[Saved entries]
--

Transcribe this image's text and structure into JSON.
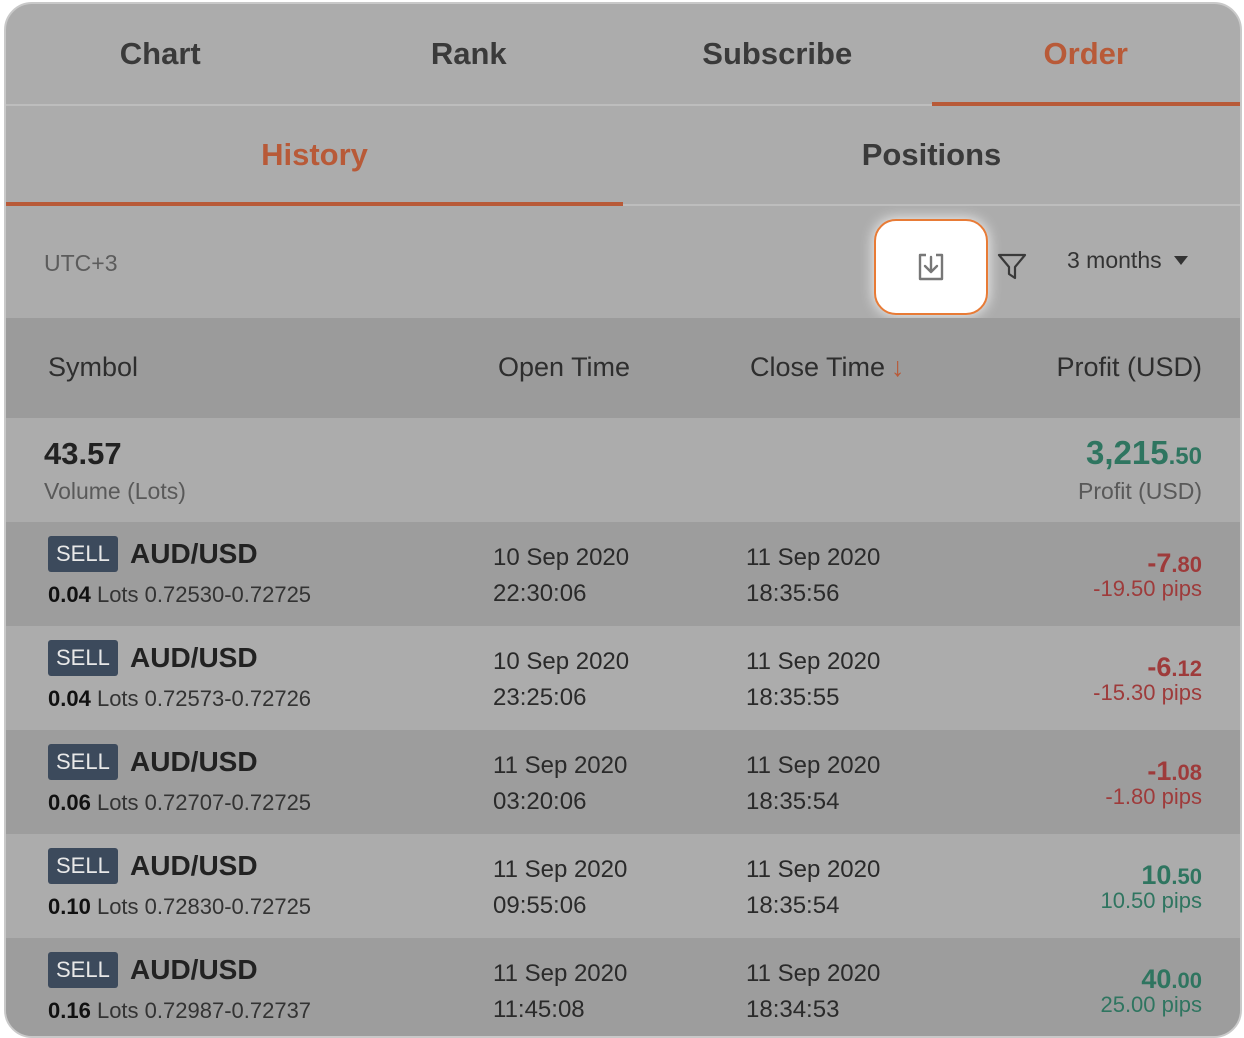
{
  "top_tabs": [
    "Chart",
    "Rank",
    "Subscribe",
    "Order"
  ],
  "top_tabs_active": "Order",
  "sub_tabs": [
    "History",
    "Positions"
  ],
  "sub_tabs_active": "History",
  "toolbar": {
    "timezone": "UTC+3",
    "download_icon": "download-icon",
    "filter_icon": "filter-icon",
    "range_label": "3 months"
  },
  "columns": {
    "symbol": "Symbol",
    "open_time": "Open Time",
    "close_time": "Close Time",
    "close_sort_arrow": "↓",
    "profit": "Profit (USD)"
  },
  "summary": {
    "volume": "43.57",
    "volume_label": "Volume (Lots)",
    "profit_int": "3,215",
    "profit_dec": ".50",
    "profit_label": "Profit (USD)"
  },
  "rows": [
    {
      "side": "SELL",
      "symbol": "AUD/USD",
      "lots": "0.04",
      "lots_label": "Lots",
      "range": "0.72530-0.72725",
      "open_date": "10 Sep 2020",
      "open_time": "22:30:06",
      "close_date": "11 Sep 2020",
      "close_time": "18:35:56",
      "profit_int": "-7",
      "profit_dec": ".80",
      "pips": "-19.50 pips",
      "sign": "neg"
    },
    {
      "side": "SELL",
      "symbol": "AUD/USD",
      "lots": "0.04",
      "lots_label": "Lots",
      "range": "0.72573-0.72726",
      "open_date": "10 Sep 2020",
      "open_time": "23:25:06",
      "close_date": "11 Sep 2020",
      "close_time": "18:35:55",
      "profit_int": "-6",
      "profit_dec": ".12",
      "pips": "-15.30 pips",
      "sign": "neg"
    },
    {
      "side": "SELL",
      "symbol": "AUD/USD",
      "lots": "0.06",
      "lots_label": "Lots",
      "range": "0.72707-0.72725",
      "open_date": "11 Sep 2020",
      "open_time": "03:20:06",
      "close_date": "11 Sep 2020",
      "close_time": "18:35:54",
      "profit_int": "-1",
      "profit_dec": ".08",
      "pips": "-1.80 pips",
      "sign": "neg"
    },
    {
      "side": "SELL",
      "symbol": "AUD/USD",
      "lots": "0.10",
      "lots_label": "Lots",
      "range": "0.72830-0.72725",
      "open_date": "11 Sep 2020",
      "open_time": "09:55:06",
      "close_date": "11 Sep 2020",
      "close_time": "18:35:54",
      "profit_int": "10",
      "profit_dec": ".50",
      "pips": "10.50 pips",
      "sign": "pos"
    },
    {
      "side": "SELL",
      "symbol": "AUD/USD",
      "lots": "0.16",
      "lots_label": "Lots",
      "range": "0.72987-0.72737",
      "open_date": "11 Sep 2020",
      "open_time": "11:45:08",
      "close_date": "11 Sep 2020",
      "close_time": "18:34:53",
      "profit_int": "40",
      "profit_dec": ".00",
      "pips": "25.00 pips",
      "sign": "pos"
    }
  ],
  "colors": {
    "accent": "#b85a38",
    "highlight_border": "#e87b36",
    "positive": "#2f7560",
    "negative": "#9e3b3b",
    "badge_bg": "#3c4a5c"
  }
}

--

§ **What to do**
Find every line above that contains the word "pips", and return each one.

§ **Response for this exercise**
      "pips": "-19.50 pips",
      "pips": "-15.30 pips",
      "pips": "-1.80 pips",
      "pips": "10.50 pips",
      "pips": "25.00 pips",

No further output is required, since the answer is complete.